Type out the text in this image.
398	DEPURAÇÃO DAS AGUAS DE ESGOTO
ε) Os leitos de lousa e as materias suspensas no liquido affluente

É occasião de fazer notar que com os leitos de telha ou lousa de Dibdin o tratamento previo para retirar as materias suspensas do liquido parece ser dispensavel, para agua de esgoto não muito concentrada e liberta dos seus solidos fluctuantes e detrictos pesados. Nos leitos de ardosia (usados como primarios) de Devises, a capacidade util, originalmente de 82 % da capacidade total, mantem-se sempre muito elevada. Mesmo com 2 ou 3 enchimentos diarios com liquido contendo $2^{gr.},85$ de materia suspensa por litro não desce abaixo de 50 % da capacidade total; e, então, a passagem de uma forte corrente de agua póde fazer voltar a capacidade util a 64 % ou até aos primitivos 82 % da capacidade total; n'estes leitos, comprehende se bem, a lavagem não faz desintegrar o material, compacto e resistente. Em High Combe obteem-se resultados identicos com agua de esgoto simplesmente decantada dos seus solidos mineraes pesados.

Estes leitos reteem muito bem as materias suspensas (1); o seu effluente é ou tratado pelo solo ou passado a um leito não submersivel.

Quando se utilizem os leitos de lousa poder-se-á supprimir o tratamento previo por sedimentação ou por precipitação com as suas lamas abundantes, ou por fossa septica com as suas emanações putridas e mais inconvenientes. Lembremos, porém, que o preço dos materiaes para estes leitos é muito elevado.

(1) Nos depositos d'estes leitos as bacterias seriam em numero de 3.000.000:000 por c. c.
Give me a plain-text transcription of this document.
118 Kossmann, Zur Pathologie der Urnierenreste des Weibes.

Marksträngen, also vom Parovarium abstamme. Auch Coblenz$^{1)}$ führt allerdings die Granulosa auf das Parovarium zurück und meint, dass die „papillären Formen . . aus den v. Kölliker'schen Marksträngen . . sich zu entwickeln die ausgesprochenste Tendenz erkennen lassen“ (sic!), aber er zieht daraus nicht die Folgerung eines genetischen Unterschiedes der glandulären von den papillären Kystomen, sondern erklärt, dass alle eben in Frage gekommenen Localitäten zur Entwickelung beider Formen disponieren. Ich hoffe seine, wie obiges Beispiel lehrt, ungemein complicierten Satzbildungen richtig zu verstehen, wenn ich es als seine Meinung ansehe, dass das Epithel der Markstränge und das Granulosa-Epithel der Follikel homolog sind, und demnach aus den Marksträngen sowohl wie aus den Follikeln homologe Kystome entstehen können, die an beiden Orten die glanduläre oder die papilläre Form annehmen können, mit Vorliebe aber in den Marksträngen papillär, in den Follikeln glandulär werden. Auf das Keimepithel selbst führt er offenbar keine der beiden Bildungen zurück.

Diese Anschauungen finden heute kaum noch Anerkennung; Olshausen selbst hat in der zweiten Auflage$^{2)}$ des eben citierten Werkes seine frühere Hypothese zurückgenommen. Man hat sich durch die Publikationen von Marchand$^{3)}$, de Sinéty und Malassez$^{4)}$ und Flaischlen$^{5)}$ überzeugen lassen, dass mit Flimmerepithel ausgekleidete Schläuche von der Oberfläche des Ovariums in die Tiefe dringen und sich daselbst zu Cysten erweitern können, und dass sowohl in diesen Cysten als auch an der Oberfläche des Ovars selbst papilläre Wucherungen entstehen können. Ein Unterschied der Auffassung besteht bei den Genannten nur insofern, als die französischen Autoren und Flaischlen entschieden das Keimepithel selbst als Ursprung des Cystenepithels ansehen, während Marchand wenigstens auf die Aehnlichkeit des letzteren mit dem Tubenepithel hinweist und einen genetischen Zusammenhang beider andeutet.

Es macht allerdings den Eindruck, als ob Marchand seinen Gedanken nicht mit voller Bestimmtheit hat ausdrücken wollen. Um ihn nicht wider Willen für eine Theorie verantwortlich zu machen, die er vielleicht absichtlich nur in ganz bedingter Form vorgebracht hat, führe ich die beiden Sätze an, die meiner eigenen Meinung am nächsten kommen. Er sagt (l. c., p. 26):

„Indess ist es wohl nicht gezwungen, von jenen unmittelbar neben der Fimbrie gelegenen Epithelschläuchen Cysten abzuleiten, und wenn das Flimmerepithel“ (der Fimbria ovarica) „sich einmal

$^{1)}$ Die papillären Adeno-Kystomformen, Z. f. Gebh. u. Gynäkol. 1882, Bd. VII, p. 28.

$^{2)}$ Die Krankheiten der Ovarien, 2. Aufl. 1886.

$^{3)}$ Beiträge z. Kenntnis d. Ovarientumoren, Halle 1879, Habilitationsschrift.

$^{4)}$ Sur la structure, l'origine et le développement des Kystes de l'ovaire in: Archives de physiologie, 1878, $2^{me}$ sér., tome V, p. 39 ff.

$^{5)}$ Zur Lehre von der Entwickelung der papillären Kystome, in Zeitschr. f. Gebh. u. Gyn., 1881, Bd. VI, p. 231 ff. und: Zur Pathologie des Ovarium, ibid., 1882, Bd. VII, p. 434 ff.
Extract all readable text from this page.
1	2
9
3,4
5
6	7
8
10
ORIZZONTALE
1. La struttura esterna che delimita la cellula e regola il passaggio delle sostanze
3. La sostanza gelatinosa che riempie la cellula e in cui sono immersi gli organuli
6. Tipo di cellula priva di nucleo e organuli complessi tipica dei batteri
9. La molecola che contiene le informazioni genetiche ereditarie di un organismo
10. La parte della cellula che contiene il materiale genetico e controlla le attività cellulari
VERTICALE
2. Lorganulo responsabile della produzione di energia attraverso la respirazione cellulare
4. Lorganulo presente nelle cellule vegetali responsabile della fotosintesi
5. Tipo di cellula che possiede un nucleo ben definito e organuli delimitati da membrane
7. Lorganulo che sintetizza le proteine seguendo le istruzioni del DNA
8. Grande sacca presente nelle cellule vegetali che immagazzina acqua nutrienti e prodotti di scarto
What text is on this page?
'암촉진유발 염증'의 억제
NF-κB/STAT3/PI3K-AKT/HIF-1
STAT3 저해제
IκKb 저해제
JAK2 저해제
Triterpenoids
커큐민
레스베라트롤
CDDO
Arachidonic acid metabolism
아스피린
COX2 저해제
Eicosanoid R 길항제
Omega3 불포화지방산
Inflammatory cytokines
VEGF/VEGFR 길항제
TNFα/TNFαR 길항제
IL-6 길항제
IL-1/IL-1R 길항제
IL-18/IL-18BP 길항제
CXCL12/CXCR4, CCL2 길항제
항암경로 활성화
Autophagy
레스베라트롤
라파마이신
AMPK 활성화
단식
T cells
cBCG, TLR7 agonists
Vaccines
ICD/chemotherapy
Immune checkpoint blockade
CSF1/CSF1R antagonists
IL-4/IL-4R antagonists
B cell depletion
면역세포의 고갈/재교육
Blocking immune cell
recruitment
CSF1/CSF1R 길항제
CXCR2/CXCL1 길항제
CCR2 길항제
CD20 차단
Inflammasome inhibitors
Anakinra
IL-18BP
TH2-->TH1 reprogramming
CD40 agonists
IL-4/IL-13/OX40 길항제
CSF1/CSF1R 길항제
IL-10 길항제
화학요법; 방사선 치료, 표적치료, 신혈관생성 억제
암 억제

● Task to carry out
For this exercise, the records above must be returned exactly.

● Exercise result
Type out the text in this image.
398	DEPURAÇÃO DAS AGUAS DE ESGOTO
ε) Os leitos de lousa e as materias suspensas no liquido affluente

É occasião de fazer notar que com os leitos de telha ou lousa de Dibdin o tratamento previo para retirar as materias suspensas do liquido parece ser dispensavel, para agua de esgoto não muito concentrada e liberta dos seus solidos fluctuantes e detrictos pesados. Nos leitos de ardosia (usados como primarios) de Devises, a capacidade util, originalmente de 82 % da capacidade total, mantem-se sempre muito elevada. Mesmo com 2 ou 3 enchimentos diarios com liquido contendo $2^{gr.},85$ de materia suspensa por litro não desce abaixo de 50 % da capacidade total; e, então, a passagem de uma forte corrente de agua póde fazer voltar a capacidade util a 64 % ou até aos primitivos 82 % da capacidade total; n'estes leitos, comprehende se bem, a lavagem não faz desintegrar o material, compacto e resistente. Em High Combe obteem-se resultados identicos com agua de esgoto simplesmente decantada dos seus solidos mineraes pesados.

Estes leitos reteem muito bem as materias suspensas (1); o seu effluente é ou tratado pelo solo ou passado a um leito não submersivel.

Quando se utilizem os leitos de lousa poder-se-á supprimir o tratamento previo por sedimentação ou por precipitação com as suas lamas abundantes, ou por fossa septica com as suas emanações putridas e mais inconvenientes. Lembremos, porém, que o preço dos materiaes para estes leitos é muito elevado.

(1) Nos depositos d'estes leitos as bacterias seriam em numero de 3.000.000:000 por c. c.
Give me a plain-text transcription of this document.
118 Kossmann, Zur Pathologie der Urnierenreste des Weibes.

Marksträngen, also vom Parovarium abstamme. Auch Coblenz$^{1)}$ führt allerdings die Granulosa auf das Parovarium zurück und meint, dass die „papillären Formen . . aus den v. Kölliker'schen Marksträngen . . sich zu entwickeln die ausgesprochenste Tendenz erkennen lassen“ (sic!), aber er zieht daraus nicht die Folgerung eines genetischen Unterschiedes der glandulären von den papillären Kystomen, sondern erklärt, dass alle eben in Frage gekommenen Localitäten zur Entwickelung beider Formen disponieren. Ich hoffe seine, wie obiges Beispiel lehrt, ungemein complicierten Satzbildungen richtig zu verstehen, wenn ich es als seine Meinung ansehe, dass das Epithel der Markstränge und das Granulosa-Epithel der Follikel homolog sind, und demnach aus den Marksträngen sowohl wie aus den Follikeln homologe Kystome entstehen können, die an beiden Orten die glanduläre oder die papilläre Form annehmen können, mit Vorliebe aber in den Marksträngen papillär, in den Follikeln glandulär werden. Auf das Keimepithel selbst führt er offenbar keine der beiden Bildungen zurück.

Diese Anschauungen finden heute kaum noch Anerkennung; Olshausen selbst hat in der zweiten Auflage$^{2)}$ des eben citierten Werkes seine frühere Hypothese zurückgenommen. Man hat sich durch die Publikationen von Marchand$^{3)}$, de Sinéty und Malassez$^{4)}$ und Flaischlen$^{5)}$ überzeugen lassen, dass mit Flimmerepithel ausgekleidete Schläuche von der Oberfläche des Ovariums in die Tiefe dringen und sich daselbst zu Cysten erweitern können, und dass sowohl in diesen Cysten als auch an der Oberfläche des Ovars selbst papilläre Wucherungen entstehen können. Ein Unterschied der Auffassung besteht bei den Genannten nur insofern, als die französischen Autoren und Flaischlen entschieden das Keimepithel selbst als Ursprung des Cystenepithels ansehen, während Marchand wenigstens auf die Aehnlichkeit des letzteren mit dem Tubenepithel hinweist und einen genetischen Zusammenhang beider andeutet.

Es macht allerdings den Eindruck, als ob Marchand seinen Gedanken nicht mit voller Bestimmtheit hat ausdrücken wollen. Um ihn nicht wider Willen für eine Theorie verantwortlich zu machen, die er vielleicht absichtlich nur in ganz bedingter Form vorgebracht hat, führe ich die beiden Sätze an, die meiner eigenen Meinung am nächsten kommen. Er sagt (l. c., p. 26):

„Indess ist es wohl nicht gezwungen, von jenen unmittelbar neben der Fimbrie gelegenen Epithelschläuchen Cysten abzuleiten, und wenn das Flimmerepithel“ (der Fimbria ovarica) „sich einmal

$^{1)}$ Die papillären Adeno-Kystomformen, Z. f. Gebh. u. Gynäkol. 1882, Bd. VII, p. 28.

$^{2)}$ Die Krankheiten der Ovarien, 2. Aufl. 1886.

$^{3)}$ Beiträge z. Kenntnis d. Ovarientumoren, Halle 1879, Habilitationsschrift.

$^{4)}$ Sur la structure, l'origine et le développement des Kystes de l'ovaire in: Archives de physiologie, 1878, $2^{me}$ sér., tome V, p. 39 ff.

$^{5)}$ Zur Lehre von der Entwickelung der papillären Kystome, in Zeitschr. f. Gebh. u. Gyn., 1881, Bd. VI, p. 231 ff. und: Zur Pathologie des Ovarium, ibid., 1882, Bd. VII, p. 434 ff.
Extract all readable text from this page.
1	2
9
3,4
5
6	7
8
10
ORIZZONTALE
1. La struttura esterna che delimita la cellula e regola il passaggio delle sostanze
3. La sostanza gelatinosa che riempie la cellula e in cui sono immersi gli organuli
6. Tipo di cellula priva di nucleo e organuli complessi tipica dei batteri
9. La molecola che contiene le informazioni genetiche ereditarie di un organismo
10. La parte della cellula che contiene il materiale genetico e controlla le attività cellulari
VERTICALE
2. Lorganulo responsabile della produzione di energia attraverso la respirazione cellulare
4. Lorganulo presente nelle cellule vegetali responsabile della fotosintesi
5. Tipo di cellula che possiede un nucleo ben definito e organuli delimitati da membrane
7. Lorganulo che sintetizza le proteine seguendo le istruzioni del DNA
8. Grande sacca presente nelle cellule vegetali che immagazzina acqua nutrienti e prodotti di scarto
What text is on this page?
'암촉진유발 염증'의 억제
NF-κB/STAT3/PI3K-AKT/HIF-1
STAT3 저해제
IκKb 저해제
JAK2 저해제
Triterpenoids
커큐민
레스베라트롤
CDDO
Arachidonic acid metabolism
아스피린
COX2 저해제
Eicosanoid R 길항제
Omega3 불포화지방산
Inflammatory cytokines
VEGF/VEGFR 길항제
TNFα/TNFαR 길항제
IL-6 길항제
IL-1/IL-1R 길항제
IL-18/IL-18BP 길항제
CXCL12/CXCR4, CCL2 길항제
항암경로 활성화
Autophagy
레스베라트롤
라파마이신
AMPK 활성화
단식
T cells
cBCG, TLR7 agonists
Vaccines
ICD/chemotherapy
Immune checkpoint blockade
CSF1/CSF1R antagonists
IL-4/IL-4R antagonists
B cell depletion
면역세포의 고갈/재교육
Blocking immune cell
recruitment
CSF1/CSF1R 길항제
CXCR2/CXCL1 길항제
CCR2 길항제
CD20 차단
Inflammasome inhibitors
Anakinra
IL-18BP
TH2-->TH1 reprogramming
CD40 agonists
IL-4/IL-13/OX40 길항제
CSF1/CSF1R 길항제
IL-10 길항제
화학요법; 방사선 치료, 표적치료, 신혈관생성 억제
암 억제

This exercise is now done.